(Data items)
______
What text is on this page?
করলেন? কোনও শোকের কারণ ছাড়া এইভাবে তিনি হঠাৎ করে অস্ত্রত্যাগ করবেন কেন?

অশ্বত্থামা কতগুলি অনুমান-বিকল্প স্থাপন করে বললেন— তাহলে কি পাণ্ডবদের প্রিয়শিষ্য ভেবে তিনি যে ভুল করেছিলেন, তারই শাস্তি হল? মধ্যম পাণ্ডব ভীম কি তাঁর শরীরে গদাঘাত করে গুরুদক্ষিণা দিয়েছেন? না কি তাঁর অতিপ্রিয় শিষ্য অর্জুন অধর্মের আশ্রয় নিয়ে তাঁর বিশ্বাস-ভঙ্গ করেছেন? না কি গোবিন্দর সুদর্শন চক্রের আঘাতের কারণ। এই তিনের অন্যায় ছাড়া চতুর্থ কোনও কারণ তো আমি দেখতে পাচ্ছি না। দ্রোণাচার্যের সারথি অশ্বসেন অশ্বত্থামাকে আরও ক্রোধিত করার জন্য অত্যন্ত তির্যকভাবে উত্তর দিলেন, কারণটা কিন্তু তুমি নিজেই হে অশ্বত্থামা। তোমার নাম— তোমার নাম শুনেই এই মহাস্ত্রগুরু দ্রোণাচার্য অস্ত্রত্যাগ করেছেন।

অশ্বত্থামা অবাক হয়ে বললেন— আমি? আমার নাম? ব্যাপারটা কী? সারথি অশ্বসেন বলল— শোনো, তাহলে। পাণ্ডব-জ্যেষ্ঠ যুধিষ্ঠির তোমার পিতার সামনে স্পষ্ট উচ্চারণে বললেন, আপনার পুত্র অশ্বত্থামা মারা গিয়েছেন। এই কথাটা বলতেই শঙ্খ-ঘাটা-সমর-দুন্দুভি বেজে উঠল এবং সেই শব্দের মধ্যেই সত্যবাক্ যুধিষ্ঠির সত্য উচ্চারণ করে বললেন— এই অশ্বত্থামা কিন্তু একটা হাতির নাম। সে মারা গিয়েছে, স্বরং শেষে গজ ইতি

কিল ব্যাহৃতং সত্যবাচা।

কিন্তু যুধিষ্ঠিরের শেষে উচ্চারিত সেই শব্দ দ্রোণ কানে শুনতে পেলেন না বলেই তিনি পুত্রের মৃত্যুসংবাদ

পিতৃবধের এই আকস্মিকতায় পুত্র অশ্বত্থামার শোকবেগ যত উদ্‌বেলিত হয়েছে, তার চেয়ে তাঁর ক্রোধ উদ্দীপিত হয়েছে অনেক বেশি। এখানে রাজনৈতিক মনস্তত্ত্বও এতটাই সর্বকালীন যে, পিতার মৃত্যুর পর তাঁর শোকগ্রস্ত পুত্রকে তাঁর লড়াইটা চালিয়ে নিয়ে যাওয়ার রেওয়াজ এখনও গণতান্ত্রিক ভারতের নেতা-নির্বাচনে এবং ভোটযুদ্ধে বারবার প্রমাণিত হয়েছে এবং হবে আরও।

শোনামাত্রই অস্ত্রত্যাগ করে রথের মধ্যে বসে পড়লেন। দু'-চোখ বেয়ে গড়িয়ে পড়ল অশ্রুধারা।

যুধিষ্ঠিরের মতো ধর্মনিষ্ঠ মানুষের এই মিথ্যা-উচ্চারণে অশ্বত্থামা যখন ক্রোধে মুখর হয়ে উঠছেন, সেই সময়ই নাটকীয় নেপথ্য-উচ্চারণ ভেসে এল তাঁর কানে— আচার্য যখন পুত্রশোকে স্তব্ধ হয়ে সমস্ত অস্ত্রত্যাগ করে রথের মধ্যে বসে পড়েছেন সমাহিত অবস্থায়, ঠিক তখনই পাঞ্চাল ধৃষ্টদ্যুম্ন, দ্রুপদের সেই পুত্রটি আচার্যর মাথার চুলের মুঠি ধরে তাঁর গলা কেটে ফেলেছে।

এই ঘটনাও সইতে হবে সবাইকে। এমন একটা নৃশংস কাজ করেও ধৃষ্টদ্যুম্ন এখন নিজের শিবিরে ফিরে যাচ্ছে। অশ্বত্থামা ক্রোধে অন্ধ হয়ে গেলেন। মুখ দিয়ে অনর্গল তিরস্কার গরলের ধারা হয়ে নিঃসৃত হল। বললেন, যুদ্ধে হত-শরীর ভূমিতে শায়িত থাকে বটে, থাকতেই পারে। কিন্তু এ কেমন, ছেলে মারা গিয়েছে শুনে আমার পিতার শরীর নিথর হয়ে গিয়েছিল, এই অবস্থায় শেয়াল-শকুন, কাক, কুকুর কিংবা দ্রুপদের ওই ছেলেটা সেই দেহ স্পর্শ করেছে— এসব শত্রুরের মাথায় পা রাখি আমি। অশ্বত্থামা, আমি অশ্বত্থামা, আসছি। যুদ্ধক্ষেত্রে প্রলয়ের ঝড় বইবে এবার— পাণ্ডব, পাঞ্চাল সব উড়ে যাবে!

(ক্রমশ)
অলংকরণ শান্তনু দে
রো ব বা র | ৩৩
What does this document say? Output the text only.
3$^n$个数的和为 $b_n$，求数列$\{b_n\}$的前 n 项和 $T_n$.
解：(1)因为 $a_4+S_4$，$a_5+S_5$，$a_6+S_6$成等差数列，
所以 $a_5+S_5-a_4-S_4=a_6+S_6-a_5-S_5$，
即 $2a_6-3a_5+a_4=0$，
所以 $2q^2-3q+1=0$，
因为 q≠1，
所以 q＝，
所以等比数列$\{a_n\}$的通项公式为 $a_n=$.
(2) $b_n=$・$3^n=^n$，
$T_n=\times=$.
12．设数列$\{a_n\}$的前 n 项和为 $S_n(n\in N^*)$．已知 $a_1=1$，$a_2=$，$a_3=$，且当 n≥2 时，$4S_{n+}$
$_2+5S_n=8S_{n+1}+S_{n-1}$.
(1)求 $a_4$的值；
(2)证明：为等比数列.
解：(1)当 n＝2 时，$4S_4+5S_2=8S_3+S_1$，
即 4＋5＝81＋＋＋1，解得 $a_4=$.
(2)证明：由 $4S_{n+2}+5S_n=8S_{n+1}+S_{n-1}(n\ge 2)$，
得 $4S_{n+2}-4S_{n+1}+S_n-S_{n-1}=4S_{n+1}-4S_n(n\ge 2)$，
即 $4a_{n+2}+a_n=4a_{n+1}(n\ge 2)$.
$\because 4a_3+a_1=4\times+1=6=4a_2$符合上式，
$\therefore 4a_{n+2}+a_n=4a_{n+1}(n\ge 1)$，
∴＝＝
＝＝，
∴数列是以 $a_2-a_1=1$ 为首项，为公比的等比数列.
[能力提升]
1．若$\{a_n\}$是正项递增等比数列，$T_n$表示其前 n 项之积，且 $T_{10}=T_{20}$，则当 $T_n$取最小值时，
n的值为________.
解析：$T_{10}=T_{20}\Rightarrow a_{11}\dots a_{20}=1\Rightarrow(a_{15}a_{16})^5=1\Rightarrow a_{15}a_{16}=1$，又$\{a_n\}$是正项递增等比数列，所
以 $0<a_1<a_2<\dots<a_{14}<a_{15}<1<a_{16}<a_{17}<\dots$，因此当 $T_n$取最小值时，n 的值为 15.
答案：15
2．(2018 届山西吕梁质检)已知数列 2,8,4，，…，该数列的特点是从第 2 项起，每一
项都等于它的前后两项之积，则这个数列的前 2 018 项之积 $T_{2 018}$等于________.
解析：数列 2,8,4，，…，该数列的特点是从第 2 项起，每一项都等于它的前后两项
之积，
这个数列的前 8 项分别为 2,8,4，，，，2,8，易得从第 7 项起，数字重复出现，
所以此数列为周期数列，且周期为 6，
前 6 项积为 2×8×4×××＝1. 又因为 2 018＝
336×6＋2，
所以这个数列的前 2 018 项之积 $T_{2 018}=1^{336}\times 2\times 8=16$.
______
**Prompt**
Copy every line in the listing above where the string "取最小值时" turns up.

**Result for this exercise**
1．若$\{a_n\}$是正项递增等比数列，$T_n$表示其前 n 项之积，且 $T_{10}=T_{20}$，则当 $T_n$取最小值时，
以 $0<a_1<a_2<\dots<a_{14}<a_{15}<1<a_{16}<a_{17}<\dots$，因此当 $T_n$取最小值时，n 的值为 15.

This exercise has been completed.